▸ **Directive**: Can you write out all of the material below, word for word?

▸ **Material provided**:
- - -

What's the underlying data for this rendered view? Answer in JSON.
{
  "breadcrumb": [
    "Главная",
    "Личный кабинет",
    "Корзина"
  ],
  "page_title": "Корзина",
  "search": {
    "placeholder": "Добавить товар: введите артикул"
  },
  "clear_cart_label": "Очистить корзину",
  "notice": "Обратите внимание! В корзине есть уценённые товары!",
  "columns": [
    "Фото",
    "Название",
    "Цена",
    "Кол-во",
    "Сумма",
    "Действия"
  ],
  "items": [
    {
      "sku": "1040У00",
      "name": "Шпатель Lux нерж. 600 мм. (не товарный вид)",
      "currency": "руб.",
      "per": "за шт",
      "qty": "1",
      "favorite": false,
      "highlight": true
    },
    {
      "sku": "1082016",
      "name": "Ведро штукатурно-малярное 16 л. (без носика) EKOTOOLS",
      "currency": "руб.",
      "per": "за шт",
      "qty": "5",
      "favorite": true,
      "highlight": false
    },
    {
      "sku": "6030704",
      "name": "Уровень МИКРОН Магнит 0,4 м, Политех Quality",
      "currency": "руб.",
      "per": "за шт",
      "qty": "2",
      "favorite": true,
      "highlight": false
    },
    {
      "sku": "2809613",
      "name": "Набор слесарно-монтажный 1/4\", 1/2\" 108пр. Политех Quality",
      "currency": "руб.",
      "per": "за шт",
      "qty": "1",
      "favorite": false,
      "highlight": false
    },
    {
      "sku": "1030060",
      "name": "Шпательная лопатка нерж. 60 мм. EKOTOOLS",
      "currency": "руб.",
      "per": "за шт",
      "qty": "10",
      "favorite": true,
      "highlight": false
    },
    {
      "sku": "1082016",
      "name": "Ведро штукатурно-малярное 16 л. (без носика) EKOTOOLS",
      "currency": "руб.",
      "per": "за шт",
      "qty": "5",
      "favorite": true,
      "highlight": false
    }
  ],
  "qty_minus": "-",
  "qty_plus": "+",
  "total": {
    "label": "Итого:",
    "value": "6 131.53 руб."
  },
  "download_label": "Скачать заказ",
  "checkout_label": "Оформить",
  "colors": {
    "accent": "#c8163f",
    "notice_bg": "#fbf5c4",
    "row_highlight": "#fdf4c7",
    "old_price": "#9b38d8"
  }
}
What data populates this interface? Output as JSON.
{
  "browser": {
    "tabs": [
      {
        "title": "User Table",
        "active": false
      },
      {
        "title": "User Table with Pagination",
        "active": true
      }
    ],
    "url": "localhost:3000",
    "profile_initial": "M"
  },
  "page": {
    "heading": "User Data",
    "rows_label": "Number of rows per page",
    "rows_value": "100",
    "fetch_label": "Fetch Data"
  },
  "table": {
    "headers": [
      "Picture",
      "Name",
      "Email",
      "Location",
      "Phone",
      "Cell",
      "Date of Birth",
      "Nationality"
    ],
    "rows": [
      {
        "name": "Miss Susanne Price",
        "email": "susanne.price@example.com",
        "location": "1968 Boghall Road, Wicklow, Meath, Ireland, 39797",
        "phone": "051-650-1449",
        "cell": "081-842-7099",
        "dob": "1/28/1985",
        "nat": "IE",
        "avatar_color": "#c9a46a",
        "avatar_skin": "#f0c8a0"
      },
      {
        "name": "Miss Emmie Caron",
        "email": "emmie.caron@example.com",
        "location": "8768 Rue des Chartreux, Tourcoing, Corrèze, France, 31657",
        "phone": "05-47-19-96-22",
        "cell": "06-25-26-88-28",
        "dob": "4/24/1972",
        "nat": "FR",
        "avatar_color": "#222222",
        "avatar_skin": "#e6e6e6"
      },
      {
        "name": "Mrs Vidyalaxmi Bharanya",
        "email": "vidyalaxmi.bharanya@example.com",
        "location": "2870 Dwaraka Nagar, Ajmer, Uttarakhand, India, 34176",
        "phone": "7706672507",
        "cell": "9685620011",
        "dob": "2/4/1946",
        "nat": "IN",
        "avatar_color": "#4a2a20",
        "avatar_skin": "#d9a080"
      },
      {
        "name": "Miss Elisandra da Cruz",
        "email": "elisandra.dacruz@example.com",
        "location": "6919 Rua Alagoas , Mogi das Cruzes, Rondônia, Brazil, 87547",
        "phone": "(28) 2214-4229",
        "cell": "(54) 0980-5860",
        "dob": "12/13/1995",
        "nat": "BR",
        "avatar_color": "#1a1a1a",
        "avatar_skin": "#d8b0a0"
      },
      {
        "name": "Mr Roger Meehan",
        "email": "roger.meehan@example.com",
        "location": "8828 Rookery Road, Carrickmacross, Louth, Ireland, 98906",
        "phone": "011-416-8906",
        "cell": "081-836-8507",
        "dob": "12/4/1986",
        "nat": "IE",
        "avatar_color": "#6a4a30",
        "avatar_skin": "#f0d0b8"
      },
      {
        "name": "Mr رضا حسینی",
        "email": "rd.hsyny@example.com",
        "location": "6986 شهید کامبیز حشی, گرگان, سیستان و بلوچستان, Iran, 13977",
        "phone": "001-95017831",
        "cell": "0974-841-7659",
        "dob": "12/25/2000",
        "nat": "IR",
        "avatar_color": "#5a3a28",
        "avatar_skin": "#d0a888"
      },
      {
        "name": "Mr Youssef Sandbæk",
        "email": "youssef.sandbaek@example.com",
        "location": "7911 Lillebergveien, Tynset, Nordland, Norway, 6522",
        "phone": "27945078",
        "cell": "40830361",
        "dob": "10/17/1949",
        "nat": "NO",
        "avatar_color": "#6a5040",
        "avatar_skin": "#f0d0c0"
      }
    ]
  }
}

- - -

▸ **Finished answer**:
What's the underlying data for this rendered view? Answer in JSON.
{
  "breadcrumb": [
    "Главная",
    "Личный кабинет",
    "Корзина"
  ],
  "page_title": "Корзина",
  "search": {
    "placeholder": "Добавить товар: введите артикул"
  },
  "clear_cart_label": "Очистить корзину",
  "notice": "Обратите внимание! В корзине есть уценённые товары!",
  "columns": [
    "Фото",
    "Название",
    "Цена",
    "Кол-во",
    "Сумма",
    "Действия"
  ],
  "items": [
    {
      "sku": "1040У00",
      "name": "Шпатель Lux нерж. 600 мм. (не товарный вид)",
      "currency": "руб.",
      "per": "за шт",
      "qty": "1",
      "favorite": false,
      "highlight": true
    },
    {
      "sku": "1082016",
      "name": "Ведро штукатурно-малярное 16 л. (без носика) EKOTOOLS",
      "currency": "руб.",
      "per": "за шт",
      "qty": "5",
      "favorite": true,
      "highlight": false
    },
    {
      "sku": "6030704",
      "name": "Уровень МИКРОН Магнит 0,4 м, Политех Quality",
      "currency": "руб.",
      "per": "за шт",
      "qty": "2",
      "favorite": true,
      "highlight": false
    },
    {
      "sku": "2809613",
      "name": "Набор слесарно-монтажный 1/4\", 1/2\" 108пр. Политех Quality",
      "currency": "руб.",
      "per": "за шт",
      "qty": "1",
      "favorite": false,
      "highlight": false
    },
    {
      "sku": "1030060",
      "name": "Шпательная лопатка нерж. 60 мм. EKOTOOLS",
      "currency": "руб.",
      "per": "за шт",
      "qty": "10",
      "favorite": true,
      "highlight": false
    },
    {
      "sku": "1082016",
      "name": "Ведро штукатурно-малярное 16 л. (без носика) EKOTOOLS",
      "currency": "руб.",
      "per": "за шт",
      "qty": "5",
      "favorite": true,
      "highlight": false
    }
  ],
  "qty_minus": "-",
  "qty_plus": "+",
  "total": {
    "label": "Итого:",
    "value": "6 131.53 руб."
  },
  "download_label": "Скачать заказ",
  "checkout_label": "Оформить",
  "colors": {
    "accent": "#c8163f",
    "notice_bg": "#fbf5c4",
    "row_highlight": "#fdf4c7",
    "old_price": "#9b38d8"
  }
}
What data populates this interface? Output as JSON.
{
  "browser": {
    "tabs": [
      {
        "title": "User Table",
        "active": false
      },
      {
        "title": "User Table with Pagination",
        "active": true
      }
    ],
    "url": "localhost:3000",
    "profile_initial": "M"
  },
  "page": {
    "heading": "User Data",
    "rows_label": "Number of rows per page",
    "rows_value": "100",
    "fetch_label": "Fetch Data"
  },
  "table": {
    "headers": [
      "Picture",
      "Name",
      "Email",
      "Location",
      "Phone",
      "Cell",
      "Date of Birth",
      "Nationality"
    ],
    "rows": [
      {
        "name": "Miss Susanne Price",
        "email": "susanne.price@example.com",
        "location": "1968 Boghall Road, Wicklow, Meath, Ireland, 39797",
        "phone": "051-650-1449",
        "cell": "081-842-7099",
        "dob": "1/28/1985",
        "nat": "IE",
        "avatar_color": "#c9a46a",
        "avatar_skin": "#f0c8a0"
      },
      {
        "name": "Miss Emmie Caron",
        "email": "emmie.caron@example.com",
        "location": "8768 Rue des Chartreux, Tourcoing, Corrèze, France, 31657",
        "phone": "05-47-19-96-22",
        "cell": "06-25-26-88-28",
        "dob": "4/24/1972",
        "nat": "FR",
        "avatar_color": "#222222",
        "avatar_skin": "#e6e6e6"
      },
      {
        "name": "Mrs Vidyalaxmi Bharanya",
        "email": "vidyalaxmi.bharanya@example.com",
        "location": "2870 Dwaraka Nagar, Ajmer, Uttarakhand, India, 34176",
        "phone": "7706672507",
        "cell": "9685620011",
        "dob": "2/4/1946",
        "nat": "IN",
        "avatar_color": "#4a2a20",
        "avatar_skin": "#d9a080"
      },
      {
        "name": "Miss Elisandra da Cruz",
        "email": "elisandra.dacruz@example.com",
        "location": "6919 Rua Alagoas , Mogi das Cruzes, Rondônia, Brazil, 87547",
        "phone": "(28) 2214-4229",
        "cell": "(54) 0980-5860",
        "dob": "12/13/1995",
        "nat": "BR",
        "avatar_color": "#1a1a1a",
        "avatar_skin": "#d8b0a0"
      },
      {
        "name": "Mr Roger Meehan",
        "email": "roger.meehan@example.com",
        "location": "8828 Rookery Road, Carrickmacross, Louth, Ireland, 98906",
        "phone": "011-416-8906",
        "cell": "081-836-8507",
        "dob": "12/4/1986",
        "nat": "IE",
        "avatar_color": "#6a4a30",
        "avatar_skin": "#f0d0b8"
      },
      {
        "name": "Mr رضا حسینی",
        "email": "rd.hsyny@example.com",
        "location": "6986 شهید کامبیز حشی, گرگان, سیستان و بلوچستان, Iran, 13977",
        "phone": "001-95017831",
        "cell": "0974-841-7659",
        "dob": "12/25/2000",
        "nat": "IR",
        "avatar_color": "#5a3a28",
        "avatar_skin": "#d0a888"
      },
      {
        "name": "Mr Youssef Sandbæk",
        "email": "youssef.sandbaek@example.com",
        "location": "7911 Lillebergveien, Tynset, Nordland, Norway, 6522",
        "phone": "27945078",
        "cell": "40830361",
        "dob": "10/17/1949",
        "nat": "NO",
        "avatar_color": "#6a5040",
        "avatar_skin": "#f0d0c0"
      }
    ]
  }
}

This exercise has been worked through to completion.